- **AIM**
In the records, take the lines starting with the line containing "globe-icon [84,28,100,47]" and going on through the line containing "action-help-label[interactable]: Справка [1111,365,1158,379]", and format them as a Markdown table with the columns Row and Line, skipping any blank lines.

── MATERIAL FOR THE TASK ──

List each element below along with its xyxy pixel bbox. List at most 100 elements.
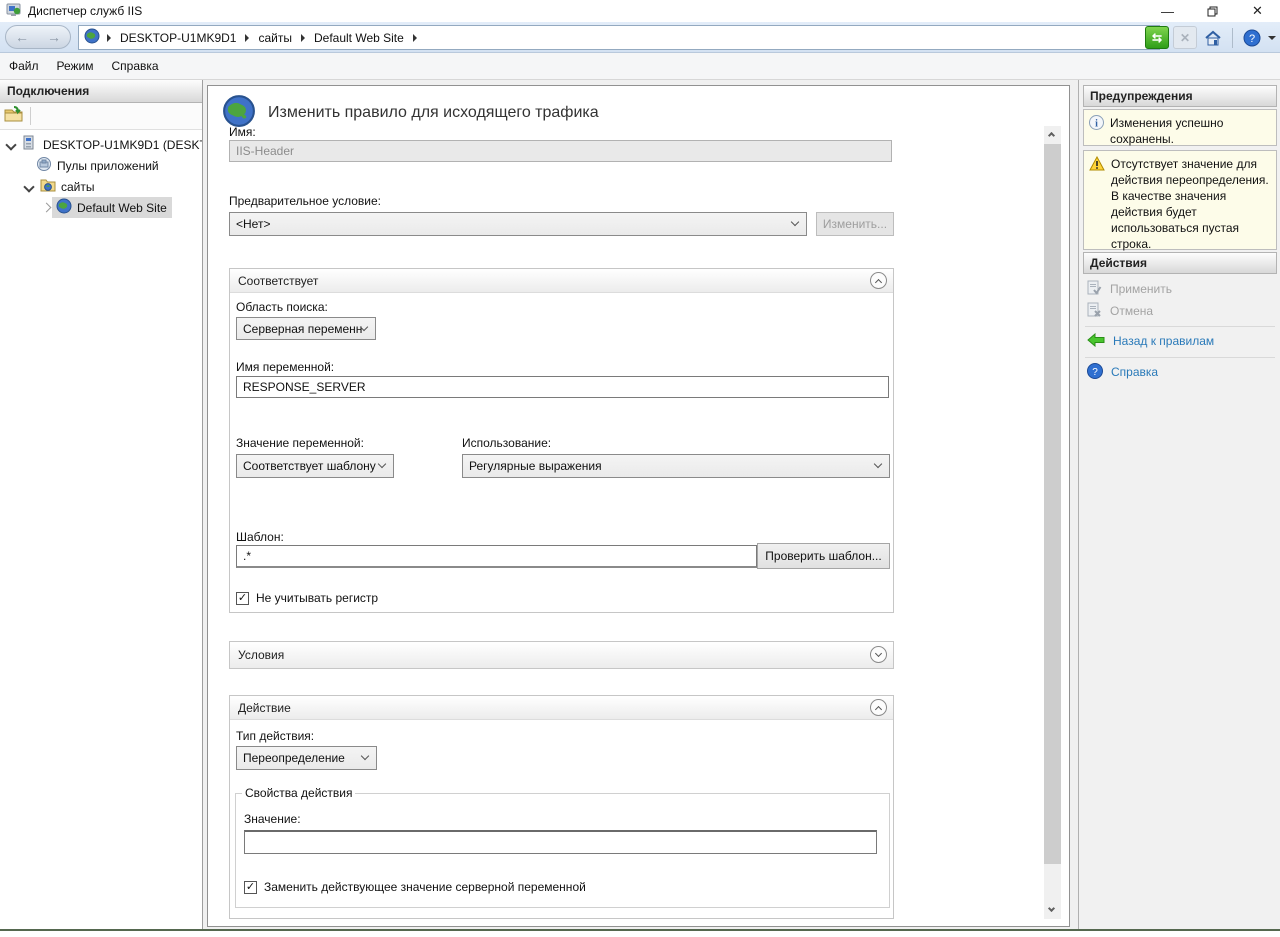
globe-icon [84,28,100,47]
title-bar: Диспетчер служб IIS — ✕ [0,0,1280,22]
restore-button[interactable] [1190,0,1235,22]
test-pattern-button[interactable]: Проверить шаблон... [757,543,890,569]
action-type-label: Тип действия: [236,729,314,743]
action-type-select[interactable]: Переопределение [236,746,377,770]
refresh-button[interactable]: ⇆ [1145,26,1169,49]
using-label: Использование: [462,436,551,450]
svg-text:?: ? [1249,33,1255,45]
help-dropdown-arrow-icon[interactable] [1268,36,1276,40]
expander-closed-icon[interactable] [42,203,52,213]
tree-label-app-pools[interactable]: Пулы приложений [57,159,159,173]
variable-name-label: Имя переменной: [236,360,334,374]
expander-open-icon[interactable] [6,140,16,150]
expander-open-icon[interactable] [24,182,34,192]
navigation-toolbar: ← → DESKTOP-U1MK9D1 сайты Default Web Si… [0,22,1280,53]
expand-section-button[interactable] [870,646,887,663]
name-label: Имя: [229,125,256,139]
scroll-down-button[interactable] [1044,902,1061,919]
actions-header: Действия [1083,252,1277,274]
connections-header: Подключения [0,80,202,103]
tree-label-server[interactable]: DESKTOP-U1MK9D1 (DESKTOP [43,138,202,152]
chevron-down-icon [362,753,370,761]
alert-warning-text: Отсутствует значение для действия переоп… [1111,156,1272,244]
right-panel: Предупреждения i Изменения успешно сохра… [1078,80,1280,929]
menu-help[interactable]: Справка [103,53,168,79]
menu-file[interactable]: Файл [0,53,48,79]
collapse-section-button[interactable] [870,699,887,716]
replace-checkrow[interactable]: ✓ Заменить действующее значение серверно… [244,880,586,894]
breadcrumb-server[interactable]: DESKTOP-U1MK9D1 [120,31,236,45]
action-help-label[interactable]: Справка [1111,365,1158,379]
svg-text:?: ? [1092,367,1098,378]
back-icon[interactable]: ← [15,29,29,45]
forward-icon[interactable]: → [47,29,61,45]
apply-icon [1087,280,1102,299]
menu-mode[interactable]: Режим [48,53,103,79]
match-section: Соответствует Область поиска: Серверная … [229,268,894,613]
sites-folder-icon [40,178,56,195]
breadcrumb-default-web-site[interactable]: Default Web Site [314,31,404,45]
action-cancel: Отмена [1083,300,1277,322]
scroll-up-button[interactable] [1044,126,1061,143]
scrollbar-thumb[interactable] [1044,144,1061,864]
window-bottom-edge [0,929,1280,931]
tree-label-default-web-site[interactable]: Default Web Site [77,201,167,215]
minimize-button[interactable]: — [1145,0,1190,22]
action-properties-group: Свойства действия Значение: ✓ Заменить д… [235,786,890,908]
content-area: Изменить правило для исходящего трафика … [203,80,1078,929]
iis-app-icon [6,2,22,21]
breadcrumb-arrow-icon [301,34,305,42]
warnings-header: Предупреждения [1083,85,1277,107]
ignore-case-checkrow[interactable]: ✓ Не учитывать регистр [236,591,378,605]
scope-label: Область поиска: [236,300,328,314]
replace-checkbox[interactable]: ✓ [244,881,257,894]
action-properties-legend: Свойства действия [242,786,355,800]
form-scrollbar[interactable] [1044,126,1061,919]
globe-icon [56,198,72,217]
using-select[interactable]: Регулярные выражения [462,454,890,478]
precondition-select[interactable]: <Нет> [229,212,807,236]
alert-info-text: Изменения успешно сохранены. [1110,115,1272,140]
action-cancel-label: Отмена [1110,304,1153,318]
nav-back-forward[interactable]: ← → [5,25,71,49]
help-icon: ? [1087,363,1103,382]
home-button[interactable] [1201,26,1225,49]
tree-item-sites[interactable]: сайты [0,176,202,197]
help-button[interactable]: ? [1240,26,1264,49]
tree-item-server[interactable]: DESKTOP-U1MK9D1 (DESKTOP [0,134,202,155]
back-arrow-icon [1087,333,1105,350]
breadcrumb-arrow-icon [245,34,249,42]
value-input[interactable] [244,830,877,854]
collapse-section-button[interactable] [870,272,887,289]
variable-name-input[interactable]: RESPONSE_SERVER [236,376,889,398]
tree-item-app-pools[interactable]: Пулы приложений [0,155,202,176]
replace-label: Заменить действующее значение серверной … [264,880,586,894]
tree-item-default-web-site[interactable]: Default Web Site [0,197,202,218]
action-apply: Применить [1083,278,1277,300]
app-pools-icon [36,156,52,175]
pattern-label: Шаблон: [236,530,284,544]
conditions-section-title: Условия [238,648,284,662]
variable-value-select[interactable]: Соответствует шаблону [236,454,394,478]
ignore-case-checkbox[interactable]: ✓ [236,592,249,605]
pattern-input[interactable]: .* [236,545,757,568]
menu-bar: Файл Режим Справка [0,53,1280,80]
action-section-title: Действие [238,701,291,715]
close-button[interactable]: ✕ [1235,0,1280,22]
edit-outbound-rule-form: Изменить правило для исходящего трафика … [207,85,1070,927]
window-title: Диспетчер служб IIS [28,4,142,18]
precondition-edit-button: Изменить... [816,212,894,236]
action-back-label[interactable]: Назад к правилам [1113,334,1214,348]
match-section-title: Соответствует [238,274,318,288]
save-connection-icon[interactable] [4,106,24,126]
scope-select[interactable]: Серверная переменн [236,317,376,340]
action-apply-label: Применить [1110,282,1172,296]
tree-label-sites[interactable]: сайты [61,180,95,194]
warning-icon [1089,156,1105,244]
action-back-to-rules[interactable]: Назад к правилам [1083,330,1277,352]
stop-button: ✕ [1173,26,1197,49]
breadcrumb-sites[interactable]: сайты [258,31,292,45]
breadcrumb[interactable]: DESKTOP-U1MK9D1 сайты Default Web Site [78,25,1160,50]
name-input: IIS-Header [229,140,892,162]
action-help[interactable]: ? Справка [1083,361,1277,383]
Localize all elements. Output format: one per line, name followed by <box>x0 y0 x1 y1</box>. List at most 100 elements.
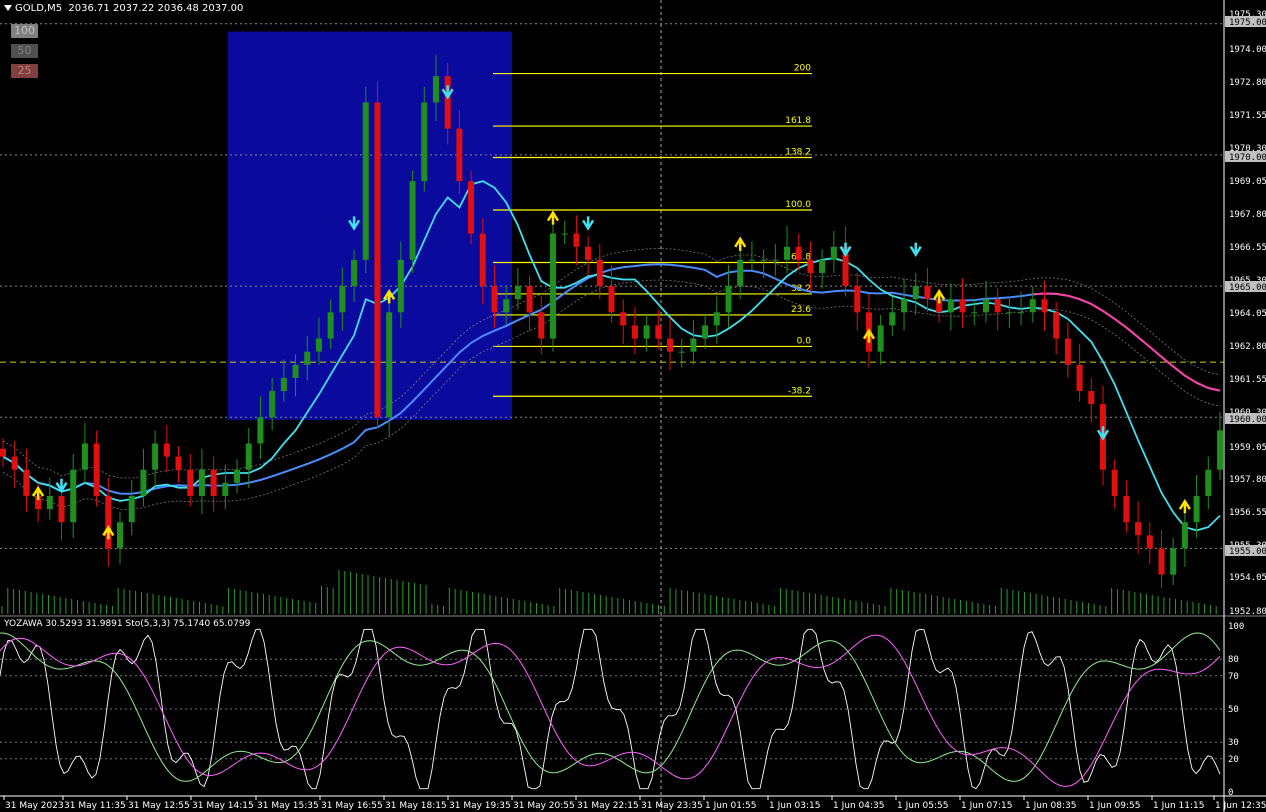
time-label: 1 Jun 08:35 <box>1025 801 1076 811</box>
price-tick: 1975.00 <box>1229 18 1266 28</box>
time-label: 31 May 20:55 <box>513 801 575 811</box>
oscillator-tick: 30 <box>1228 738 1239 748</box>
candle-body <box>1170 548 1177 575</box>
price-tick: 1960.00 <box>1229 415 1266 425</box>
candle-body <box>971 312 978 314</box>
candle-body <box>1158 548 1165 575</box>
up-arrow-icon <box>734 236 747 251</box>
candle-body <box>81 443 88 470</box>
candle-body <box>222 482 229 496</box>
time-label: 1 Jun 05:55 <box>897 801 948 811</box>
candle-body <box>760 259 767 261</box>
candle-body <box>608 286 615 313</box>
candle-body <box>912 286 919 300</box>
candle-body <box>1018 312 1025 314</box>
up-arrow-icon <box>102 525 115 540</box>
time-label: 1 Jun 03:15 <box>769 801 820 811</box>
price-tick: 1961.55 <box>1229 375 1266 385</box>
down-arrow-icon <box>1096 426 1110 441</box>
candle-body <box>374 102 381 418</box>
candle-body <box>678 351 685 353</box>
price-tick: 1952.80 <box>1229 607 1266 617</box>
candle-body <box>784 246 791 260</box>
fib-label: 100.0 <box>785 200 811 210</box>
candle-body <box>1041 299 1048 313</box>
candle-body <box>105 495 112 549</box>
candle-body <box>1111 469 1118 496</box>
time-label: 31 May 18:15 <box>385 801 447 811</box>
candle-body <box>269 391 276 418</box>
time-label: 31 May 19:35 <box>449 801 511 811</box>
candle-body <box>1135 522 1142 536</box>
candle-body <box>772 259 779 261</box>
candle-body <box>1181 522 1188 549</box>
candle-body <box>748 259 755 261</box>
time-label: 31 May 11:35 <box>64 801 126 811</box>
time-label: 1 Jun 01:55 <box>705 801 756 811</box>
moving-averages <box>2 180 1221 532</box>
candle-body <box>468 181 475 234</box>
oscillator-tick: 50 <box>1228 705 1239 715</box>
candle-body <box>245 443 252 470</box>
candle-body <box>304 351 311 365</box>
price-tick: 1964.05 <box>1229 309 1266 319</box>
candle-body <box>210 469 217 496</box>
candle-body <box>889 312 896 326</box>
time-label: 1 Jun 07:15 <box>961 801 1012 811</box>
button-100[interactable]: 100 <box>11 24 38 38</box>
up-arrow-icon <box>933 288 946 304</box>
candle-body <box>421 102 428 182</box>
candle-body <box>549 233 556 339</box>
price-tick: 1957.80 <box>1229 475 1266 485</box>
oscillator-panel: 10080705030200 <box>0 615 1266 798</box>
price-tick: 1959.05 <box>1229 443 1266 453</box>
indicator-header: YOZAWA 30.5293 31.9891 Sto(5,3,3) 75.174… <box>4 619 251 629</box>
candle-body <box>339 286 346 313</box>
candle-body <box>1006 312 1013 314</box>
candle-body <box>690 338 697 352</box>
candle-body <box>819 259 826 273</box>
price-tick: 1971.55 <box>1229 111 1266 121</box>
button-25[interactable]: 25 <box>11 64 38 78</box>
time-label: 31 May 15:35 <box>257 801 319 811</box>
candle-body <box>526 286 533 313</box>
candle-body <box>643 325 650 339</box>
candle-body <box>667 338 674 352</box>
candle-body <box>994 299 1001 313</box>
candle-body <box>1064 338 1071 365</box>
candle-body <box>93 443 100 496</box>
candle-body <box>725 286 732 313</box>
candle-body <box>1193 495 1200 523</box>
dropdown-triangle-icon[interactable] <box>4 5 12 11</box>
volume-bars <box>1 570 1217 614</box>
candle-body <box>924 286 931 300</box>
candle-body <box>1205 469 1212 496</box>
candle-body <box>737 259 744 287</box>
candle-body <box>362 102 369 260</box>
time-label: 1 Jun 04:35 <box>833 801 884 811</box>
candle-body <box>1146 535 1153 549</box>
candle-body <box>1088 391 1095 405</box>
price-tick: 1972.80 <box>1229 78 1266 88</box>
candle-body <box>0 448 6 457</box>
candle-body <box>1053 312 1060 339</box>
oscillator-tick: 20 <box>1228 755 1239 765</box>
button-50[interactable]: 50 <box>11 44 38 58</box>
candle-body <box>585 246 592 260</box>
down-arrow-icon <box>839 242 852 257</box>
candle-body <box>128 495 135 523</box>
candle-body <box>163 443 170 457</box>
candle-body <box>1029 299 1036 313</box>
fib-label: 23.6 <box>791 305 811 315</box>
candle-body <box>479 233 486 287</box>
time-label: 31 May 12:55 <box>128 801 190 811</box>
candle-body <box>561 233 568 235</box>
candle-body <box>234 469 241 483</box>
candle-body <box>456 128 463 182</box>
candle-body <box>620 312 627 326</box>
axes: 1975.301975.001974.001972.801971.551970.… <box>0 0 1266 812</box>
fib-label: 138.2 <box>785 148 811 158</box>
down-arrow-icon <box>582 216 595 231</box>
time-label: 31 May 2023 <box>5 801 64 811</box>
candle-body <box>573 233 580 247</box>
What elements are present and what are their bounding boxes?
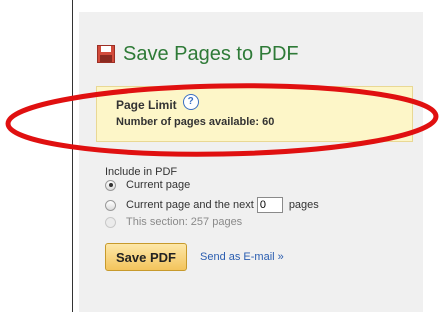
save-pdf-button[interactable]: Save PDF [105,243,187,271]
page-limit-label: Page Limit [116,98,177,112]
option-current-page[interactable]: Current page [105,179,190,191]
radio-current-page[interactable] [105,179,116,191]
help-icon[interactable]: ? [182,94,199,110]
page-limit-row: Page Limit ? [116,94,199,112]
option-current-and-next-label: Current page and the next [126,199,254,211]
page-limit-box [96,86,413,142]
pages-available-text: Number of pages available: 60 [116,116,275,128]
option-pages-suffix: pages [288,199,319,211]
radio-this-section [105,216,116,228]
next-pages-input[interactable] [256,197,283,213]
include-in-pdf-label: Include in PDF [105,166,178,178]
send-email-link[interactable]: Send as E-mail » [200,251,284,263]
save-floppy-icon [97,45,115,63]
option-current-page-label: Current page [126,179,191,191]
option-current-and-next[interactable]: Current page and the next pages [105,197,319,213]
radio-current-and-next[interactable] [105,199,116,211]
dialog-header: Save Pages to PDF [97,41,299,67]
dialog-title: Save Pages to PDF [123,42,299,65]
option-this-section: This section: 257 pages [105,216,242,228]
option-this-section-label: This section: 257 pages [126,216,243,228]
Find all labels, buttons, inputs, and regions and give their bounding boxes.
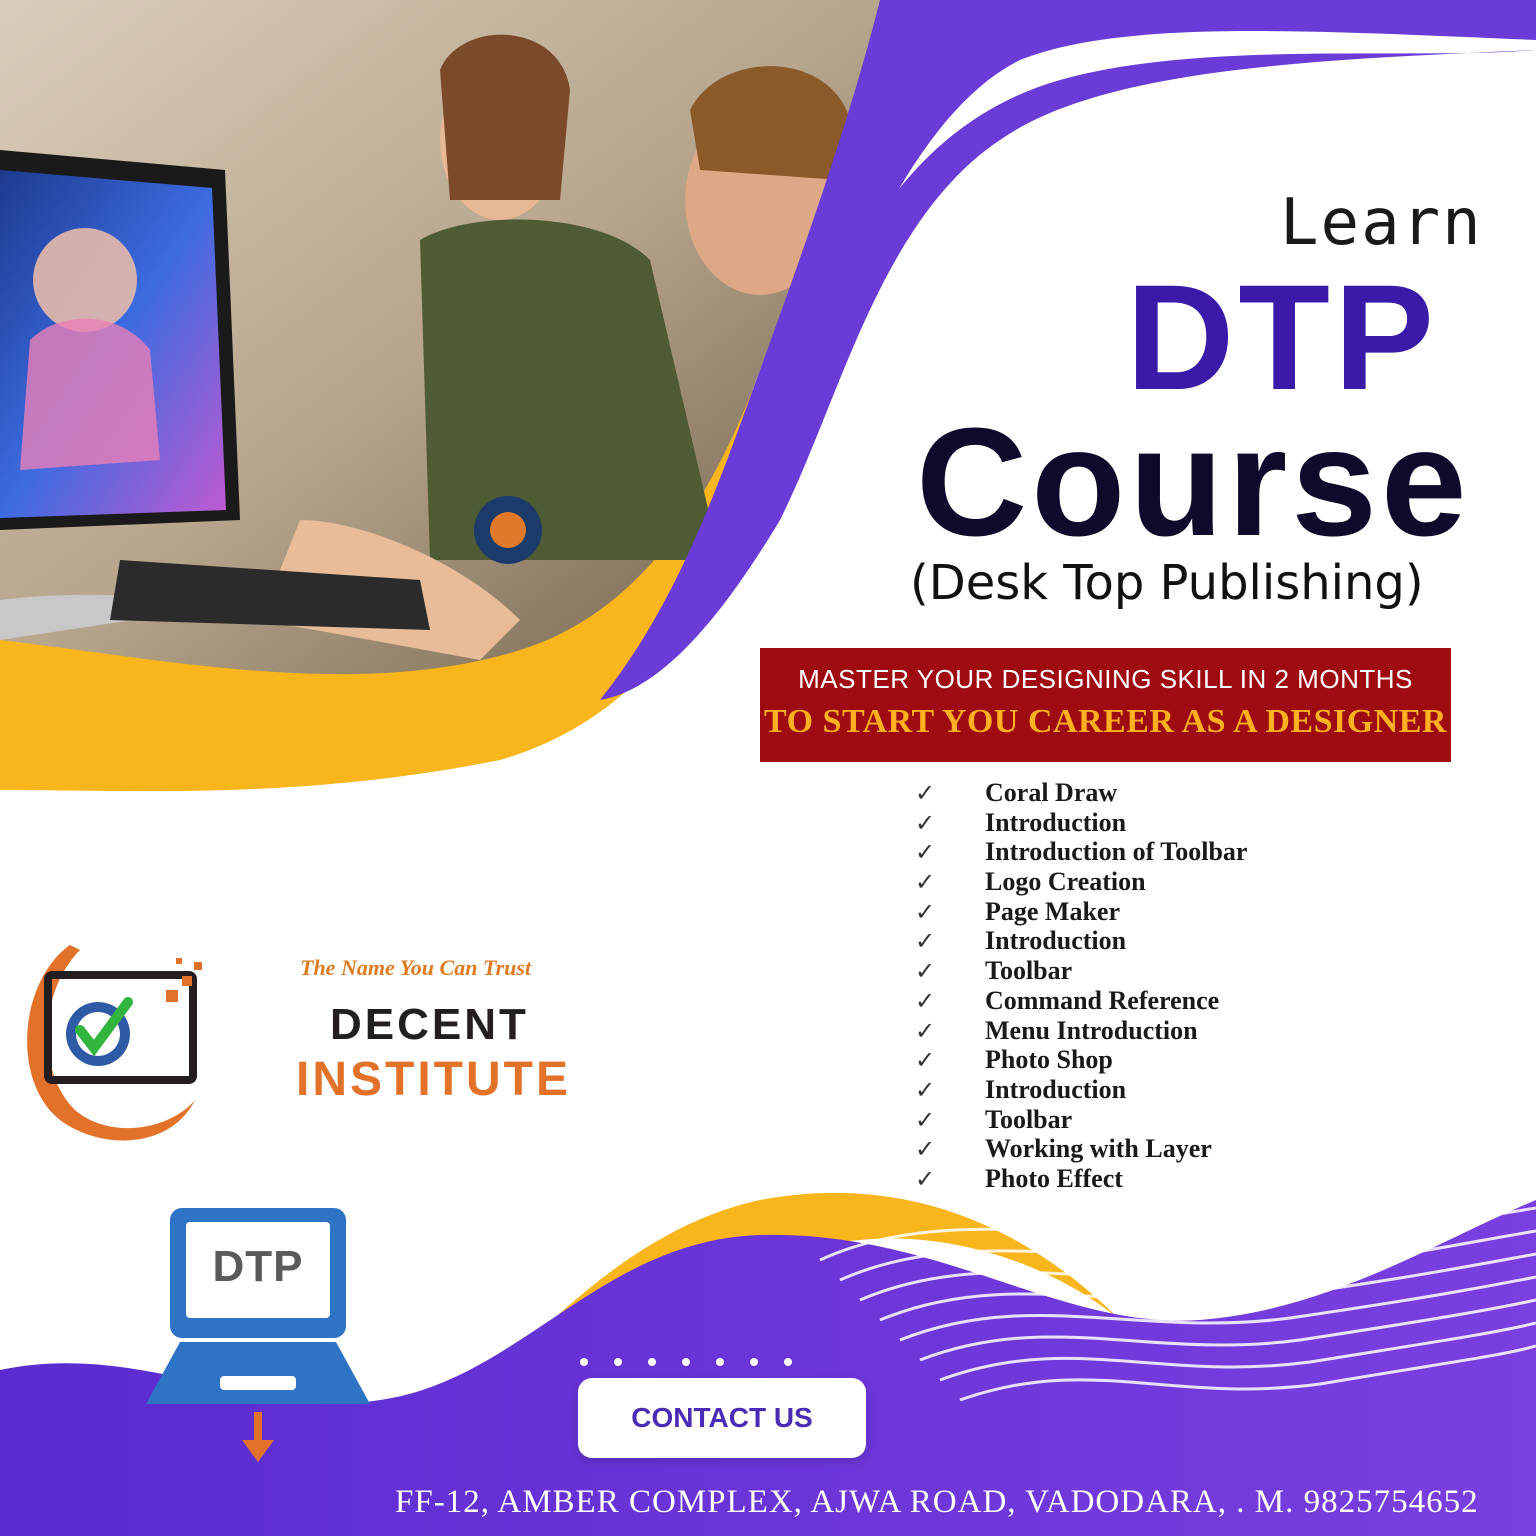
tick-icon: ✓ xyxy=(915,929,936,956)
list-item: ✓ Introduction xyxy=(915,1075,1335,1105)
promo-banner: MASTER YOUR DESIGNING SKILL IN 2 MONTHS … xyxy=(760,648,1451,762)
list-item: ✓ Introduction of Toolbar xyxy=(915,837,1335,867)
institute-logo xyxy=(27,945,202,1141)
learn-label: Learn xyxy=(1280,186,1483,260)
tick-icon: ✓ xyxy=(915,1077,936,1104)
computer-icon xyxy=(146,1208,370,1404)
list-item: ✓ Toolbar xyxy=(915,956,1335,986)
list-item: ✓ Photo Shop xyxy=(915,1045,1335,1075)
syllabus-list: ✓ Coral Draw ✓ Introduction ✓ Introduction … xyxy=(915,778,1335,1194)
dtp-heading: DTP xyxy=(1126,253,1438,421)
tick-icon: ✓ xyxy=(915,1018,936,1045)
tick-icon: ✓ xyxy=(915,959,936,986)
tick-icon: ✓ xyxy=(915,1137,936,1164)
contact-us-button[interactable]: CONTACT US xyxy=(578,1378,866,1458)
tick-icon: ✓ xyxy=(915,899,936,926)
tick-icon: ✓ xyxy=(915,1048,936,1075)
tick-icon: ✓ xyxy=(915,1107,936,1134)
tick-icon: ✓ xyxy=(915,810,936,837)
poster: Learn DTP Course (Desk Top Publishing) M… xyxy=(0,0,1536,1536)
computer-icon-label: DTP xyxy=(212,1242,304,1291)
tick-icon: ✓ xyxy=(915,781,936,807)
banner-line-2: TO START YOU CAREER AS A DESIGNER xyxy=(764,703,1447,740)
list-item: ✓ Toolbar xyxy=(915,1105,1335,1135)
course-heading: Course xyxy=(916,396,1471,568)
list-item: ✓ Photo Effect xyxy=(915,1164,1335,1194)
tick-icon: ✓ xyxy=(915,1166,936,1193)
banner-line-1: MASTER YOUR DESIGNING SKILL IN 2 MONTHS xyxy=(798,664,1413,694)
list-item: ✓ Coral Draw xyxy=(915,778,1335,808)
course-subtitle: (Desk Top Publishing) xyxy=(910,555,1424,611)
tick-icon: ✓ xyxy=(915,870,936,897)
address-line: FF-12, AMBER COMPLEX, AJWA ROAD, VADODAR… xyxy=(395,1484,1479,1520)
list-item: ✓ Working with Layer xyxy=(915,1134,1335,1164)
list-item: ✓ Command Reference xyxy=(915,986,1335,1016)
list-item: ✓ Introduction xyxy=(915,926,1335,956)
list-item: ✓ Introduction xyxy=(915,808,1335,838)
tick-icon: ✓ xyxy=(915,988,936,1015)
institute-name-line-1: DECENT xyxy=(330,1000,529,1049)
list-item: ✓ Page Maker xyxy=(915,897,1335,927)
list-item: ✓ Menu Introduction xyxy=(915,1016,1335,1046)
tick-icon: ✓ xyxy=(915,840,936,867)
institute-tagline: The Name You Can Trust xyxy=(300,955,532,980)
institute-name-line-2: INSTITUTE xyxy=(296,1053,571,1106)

───

- **CORRECT OUTPUT**
| Row | Line |
|---|---|
| 1 | globe-icon [84,28,100,47] |
| 2 | title-bar: Диспетчер служб IIS — ✕ [0,0,1280,22] |
| 3 | restore-button[interactable] [1190,0,1235,22] |
| 4 | test-pattern-button[interactable]: Проверить шаблон... [757,543,890,569] |
| 5 | action-type-label: Тип действия: [236,729,314,743] |
| 6 | action-type-select[interactable]: Переопределение [236,746,377,770] |
| 7 | refresh-button[interactable]: ⇆ [1145,26,1169,49] |
| 8 | using-label: Использование: [462,436,551,450] |
| 9 | svg-text:?: ? [1249,33,1255,45] |
| 10 | help-dropdown-arrow-icon[interactable] [1268,36,1276,40] |
| 11 | expander-closed-icon[interactable] [42,203,52,213] |
| 12 | tree-label-app-pools[interactable]: Пулы приложений [57,159,159,173] |
| 13 | variable-name-label: Имя переменной: [236,360,334,374] |
| 14 | expander-open-icon[interactable] [6,140,16,150] |
| 15 | expander-open-icon[interactable] [24,182,34,192] |
| 16 | navigation-toolbar: ← → DESKTOP-U1MK9D1 сайты Default Web Si… [0,22,1280,53] |
| 17 | expand-section-button[interactable] [870,646,887,663] |
| 18 | name-label: Имя: [229,125,256,139] |
| 19 | scroll-down-button[interactable] [1044,902,1061,919] |
| 20 | actions-header: Действия [1083,252,1277,274] |
| 21 | connections-header: Подключения [0,80,202,103] |
| 22 | tree-label-server[interactable]: DESKTOP-U1MK9D1 (DESKTOP [43,138,202,152] |
| 23 | chevron-down-icon [362,753,370,761] |
| 24 | alert-warning-text: Отсутствует значение для действия переоп… [1111,156,1272,244] |
| 25 | right-panel: Предупреждения i Изменения успешно сохра… [1078,80,1280,929] |
| 26 | menu-help[interactable]: Справка [103,53,168,79] |
| 27 | menu-file[interactable]: Файл [0,53,48,79] |
| 28 | collapse-section-button[interactable] [870,699,887,716] |
| 29 | replace-checkrow[interactable]: ✓ Заменить действующее значение серверно… [244,880,586,894] |
| 30 | breadcrumb-server[interactable]: DESKTOP-U1MK9D1 [120,31,236,45] |
| 31 | action-help-label[interactable]: Справка [1111,365,1158,379] |